(Entries with figure data)
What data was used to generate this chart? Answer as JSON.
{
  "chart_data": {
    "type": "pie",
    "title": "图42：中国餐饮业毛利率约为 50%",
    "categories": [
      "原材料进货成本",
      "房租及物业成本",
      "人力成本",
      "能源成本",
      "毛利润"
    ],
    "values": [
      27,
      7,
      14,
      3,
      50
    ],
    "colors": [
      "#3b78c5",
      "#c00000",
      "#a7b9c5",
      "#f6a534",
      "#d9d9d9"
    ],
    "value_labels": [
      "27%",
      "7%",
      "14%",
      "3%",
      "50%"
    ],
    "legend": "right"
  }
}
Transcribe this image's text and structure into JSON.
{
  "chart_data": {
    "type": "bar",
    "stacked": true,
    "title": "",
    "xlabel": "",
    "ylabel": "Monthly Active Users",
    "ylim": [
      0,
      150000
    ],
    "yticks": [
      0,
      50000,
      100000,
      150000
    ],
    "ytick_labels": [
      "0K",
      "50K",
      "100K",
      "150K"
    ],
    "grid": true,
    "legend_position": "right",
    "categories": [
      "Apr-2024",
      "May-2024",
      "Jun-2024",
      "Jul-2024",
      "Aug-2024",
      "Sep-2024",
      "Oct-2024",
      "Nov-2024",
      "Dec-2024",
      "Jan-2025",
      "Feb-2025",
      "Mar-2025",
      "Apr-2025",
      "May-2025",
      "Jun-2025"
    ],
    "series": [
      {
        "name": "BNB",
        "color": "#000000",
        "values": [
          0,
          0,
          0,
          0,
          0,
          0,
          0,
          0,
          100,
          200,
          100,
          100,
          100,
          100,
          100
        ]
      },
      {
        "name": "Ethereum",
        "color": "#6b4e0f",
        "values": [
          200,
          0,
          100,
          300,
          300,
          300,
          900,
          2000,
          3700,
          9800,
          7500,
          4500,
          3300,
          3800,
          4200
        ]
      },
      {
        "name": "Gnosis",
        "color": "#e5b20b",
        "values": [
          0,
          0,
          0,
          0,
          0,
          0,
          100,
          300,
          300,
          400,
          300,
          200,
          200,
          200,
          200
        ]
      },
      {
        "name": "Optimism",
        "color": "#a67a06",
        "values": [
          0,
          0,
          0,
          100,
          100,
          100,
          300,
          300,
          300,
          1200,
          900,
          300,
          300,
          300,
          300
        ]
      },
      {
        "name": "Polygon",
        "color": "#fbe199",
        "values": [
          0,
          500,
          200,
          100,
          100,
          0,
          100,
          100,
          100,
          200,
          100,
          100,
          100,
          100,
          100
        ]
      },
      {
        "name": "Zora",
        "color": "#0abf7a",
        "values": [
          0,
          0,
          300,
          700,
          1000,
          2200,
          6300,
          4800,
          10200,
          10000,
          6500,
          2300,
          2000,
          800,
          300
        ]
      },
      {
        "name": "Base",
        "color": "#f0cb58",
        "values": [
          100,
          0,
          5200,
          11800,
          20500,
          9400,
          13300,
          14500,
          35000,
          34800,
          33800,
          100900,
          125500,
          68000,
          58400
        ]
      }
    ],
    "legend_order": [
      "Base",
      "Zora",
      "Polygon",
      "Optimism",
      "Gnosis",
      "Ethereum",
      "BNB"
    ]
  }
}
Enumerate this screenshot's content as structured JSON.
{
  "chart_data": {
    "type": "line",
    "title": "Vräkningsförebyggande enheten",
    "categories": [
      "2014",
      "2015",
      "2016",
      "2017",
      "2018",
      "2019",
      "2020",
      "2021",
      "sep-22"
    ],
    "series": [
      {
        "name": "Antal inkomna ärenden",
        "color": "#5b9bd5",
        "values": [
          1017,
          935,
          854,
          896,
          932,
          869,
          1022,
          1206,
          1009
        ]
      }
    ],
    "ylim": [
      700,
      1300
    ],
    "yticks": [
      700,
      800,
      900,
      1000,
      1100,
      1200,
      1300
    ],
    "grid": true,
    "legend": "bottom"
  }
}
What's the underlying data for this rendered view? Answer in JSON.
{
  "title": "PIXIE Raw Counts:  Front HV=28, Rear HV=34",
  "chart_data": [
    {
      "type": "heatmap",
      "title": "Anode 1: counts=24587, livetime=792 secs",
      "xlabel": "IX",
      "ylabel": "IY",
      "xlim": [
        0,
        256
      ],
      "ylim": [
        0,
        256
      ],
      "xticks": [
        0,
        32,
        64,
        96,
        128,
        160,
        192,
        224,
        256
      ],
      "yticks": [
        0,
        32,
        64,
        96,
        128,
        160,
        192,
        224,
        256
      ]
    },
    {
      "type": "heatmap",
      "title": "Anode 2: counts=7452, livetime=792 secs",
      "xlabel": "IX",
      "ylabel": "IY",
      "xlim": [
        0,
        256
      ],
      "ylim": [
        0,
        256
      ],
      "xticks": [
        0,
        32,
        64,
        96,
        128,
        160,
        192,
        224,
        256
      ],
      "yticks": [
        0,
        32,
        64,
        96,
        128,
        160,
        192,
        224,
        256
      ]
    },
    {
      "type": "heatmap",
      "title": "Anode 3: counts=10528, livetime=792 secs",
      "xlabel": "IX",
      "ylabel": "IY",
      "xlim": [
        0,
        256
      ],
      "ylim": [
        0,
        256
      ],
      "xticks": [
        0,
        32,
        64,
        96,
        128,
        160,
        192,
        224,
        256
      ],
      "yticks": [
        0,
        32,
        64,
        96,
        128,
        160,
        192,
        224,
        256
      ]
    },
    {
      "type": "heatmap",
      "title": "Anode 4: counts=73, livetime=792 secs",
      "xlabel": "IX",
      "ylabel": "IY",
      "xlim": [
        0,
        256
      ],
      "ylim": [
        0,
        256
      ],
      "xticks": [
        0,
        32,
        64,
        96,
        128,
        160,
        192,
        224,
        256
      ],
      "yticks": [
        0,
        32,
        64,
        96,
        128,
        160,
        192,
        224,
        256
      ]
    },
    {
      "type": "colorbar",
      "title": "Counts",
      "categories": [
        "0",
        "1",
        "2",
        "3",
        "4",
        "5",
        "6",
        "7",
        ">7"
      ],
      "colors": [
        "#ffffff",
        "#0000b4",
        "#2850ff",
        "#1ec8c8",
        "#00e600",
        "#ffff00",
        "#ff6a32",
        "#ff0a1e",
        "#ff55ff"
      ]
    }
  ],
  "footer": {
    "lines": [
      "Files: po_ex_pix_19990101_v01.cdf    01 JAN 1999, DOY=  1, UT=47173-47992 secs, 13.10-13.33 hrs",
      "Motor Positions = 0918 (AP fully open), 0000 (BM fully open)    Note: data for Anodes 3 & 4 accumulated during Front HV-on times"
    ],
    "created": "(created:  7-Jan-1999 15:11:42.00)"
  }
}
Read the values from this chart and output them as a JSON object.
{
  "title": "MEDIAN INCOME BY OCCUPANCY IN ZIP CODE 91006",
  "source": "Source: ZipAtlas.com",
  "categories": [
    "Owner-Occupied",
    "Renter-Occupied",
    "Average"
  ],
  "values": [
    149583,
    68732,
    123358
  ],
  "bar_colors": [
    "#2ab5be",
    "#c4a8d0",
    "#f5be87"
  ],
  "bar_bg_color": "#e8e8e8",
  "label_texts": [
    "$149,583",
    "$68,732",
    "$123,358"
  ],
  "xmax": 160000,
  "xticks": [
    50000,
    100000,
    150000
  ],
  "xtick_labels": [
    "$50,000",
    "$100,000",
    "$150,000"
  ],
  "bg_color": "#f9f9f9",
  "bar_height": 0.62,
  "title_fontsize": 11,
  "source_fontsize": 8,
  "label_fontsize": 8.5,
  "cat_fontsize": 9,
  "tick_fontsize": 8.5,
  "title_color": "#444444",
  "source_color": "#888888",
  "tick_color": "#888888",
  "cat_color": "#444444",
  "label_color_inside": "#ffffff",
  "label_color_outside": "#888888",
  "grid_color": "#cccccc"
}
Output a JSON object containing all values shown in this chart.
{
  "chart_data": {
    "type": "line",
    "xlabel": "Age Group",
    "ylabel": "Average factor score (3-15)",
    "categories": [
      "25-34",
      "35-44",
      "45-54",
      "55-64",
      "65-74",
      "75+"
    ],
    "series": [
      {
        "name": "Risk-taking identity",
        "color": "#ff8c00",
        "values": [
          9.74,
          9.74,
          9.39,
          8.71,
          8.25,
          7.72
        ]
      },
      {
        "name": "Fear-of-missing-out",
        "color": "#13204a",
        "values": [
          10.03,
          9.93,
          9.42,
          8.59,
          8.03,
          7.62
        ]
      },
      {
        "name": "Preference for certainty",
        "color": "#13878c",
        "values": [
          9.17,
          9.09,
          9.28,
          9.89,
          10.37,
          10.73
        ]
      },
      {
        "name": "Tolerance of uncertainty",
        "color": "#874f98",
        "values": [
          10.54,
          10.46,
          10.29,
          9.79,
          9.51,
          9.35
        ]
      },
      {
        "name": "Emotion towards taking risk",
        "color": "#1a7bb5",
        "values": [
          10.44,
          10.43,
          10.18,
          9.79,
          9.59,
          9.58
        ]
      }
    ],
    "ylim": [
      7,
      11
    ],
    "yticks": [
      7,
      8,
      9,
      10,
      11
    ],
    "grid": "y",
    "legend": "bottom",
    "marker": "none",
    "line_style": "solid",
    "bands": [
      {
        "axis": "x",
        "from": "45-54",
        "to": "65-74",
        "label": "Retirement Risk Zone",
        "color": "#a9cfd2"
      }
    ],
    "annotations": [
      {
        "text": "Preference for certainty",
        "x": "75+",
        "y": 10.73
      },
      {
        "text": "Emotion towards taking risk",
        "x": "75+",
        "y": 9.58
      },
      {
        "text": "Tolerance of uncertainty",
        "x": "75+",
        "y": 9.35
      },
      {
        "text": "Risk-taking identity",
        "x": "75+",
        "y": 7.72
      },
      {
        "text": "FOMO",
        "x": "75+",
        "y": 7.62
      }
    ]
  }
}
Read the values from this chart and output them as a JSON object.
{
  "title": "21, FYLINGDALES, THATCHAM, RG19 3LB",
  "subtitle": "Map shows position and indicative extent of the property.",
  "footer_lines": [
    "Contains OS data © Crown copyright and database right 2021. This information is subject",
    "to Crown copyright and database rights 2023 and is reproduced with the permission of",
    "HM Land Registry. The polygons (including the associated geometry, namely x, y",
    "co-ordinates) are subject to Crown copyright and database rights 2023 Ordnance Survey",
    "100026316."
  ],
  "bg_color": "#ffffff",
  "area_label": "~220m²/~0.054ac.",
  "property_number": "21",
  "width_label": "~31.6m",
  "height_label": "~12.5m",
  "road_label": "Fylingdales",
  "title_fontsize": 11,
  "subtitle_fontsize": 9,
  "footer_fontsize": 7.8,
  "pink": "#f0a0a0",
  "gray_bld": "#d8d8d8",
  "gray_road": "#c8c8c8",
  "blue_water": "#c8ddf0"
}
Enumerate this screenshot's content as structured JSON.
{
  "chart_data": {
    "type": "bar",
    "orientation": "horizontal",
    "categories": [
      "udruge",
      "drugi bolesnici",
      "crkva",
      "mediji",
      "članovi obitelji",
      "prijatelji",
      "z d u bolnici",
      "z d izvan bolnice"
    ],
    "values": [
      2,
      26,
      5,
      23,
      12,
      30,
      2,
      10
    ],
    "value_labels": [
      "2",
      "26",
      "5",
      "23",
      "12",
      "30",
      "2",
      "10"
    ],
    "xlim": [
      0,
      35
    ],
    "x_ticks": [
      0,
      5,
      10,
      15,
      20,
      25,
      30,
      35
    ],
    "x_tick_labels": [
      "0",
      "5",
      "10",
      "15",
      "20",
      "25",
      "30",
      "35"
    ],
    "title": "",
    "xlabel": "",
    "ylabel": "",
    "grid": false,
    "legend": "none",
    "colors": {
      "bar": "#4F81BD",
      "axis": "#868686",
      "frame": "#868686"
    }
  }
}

_What the task asks_. Only lines holding the string "towards" are wanted; gather each one from the entries above.

_Reply_.
        "name": "Emotion towards taking risk",
        "text": "Emotion towards taking risk",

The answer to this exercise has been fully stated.